| WHAT IS BEING ASKED |
Every line holding the word "필리핀어" counts once. Give the total, nothing more.

::: TASK DATA

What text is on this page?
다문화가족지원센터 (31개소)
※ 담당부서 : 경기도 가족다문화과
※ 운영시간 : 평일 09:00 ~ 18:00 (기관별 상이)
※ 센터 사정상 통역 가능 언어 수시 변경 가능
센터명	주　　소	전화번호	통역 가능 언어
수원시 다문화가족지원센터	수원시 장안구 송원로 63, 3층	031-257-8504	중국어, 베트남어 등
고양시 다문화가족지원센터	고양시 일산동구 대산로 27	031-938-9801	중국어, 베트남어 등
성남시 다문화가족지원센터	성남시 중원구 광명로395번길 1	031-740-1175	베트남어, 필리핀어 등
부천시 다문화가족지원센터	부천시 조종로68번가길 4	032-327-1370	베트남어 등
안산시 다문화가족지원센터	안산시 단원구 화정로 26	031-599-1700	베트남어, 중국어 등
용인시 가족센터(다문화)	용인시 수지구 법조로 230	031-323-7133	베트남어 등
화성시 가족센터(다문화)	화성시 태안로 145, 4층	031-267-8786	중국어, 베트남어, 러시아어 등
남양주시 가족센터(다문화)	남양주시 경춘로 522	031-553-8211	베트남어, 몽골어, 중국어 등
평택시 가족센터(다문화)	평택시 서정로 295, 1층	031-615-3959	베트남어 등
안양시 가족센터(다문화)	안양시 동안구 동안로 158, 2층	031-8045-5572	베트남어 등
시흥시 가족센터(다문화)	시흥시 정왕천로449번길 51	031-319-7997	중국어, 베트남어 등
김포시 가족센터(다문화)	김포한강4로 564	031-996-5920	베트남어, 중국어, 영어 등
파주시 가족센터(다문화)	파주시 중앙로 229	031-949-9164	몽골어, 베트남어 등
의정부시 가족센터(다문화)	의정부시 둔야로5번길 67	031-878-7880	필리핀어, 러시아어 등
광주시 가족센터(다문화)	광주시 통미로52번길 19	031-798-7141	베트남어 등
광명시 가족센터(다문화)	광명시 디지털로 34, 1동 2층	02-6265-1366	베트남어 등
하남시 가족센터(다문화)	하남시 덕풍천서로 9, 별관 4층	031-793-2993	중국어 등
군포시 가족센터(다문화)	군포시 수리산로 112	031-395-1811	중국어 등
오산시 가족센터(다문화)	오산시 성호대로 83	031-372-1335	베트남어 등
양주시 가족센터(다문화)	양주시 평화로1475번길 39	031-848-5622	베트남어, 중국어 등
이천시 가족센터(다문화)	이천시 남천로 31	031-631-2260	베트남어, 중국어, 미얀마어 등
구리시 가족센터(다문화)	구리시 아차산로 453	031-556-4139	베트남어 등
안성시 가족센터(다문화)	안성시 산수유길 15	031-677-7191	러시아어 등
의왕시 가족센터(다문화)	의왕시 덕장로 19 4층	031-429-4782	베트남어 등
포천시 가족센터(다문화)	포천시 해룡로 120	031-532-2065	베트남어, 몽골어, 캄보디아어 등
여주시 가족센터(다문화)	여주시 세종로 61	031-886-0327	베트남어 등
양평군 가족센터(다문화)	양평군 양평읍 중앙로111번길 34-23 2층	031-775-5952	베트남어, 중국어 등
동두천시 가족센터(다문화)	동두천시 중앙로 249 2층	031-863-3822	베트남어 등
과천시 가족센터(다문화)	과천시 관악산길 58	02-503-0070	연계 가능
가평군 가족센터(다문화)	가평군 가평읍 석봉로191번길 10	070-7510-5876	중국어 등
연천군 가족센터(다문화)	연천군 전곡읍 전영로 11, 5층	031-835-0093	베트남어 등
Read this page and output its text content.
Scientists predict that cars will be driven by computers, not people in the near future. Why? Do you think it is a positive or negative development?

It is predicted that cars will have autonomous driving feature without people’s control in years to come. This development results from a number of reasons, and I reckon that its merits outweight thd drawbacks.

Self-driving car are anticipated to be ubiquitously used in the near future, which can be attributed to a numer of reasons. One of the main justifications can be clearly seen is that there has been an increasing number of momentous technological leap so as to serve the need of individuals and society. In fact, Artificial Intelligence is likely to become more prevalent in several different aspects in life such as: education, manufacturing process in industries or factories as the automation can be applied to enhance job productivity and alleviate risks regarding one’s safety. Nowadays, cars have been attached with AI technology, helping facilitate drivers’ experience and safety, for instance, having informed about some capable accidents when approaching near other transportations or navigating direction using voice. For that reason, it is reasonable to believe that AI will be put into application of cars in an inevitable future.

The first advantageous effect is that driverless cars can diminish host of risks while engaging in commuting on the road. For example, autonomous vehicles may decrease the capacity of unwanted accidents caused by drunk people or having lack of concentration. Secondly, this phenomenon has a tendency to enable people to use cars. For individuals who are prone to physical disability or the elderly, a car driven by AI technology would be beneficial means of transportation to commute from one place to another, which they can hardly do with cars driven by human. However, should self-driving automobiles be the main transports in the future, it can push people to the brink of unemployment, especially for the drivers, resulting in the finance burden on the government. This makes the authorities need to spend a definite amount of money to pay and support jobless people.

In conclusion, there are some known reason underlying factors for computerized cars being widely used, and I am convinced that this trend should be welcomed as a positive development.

::::::

| RESULT |
2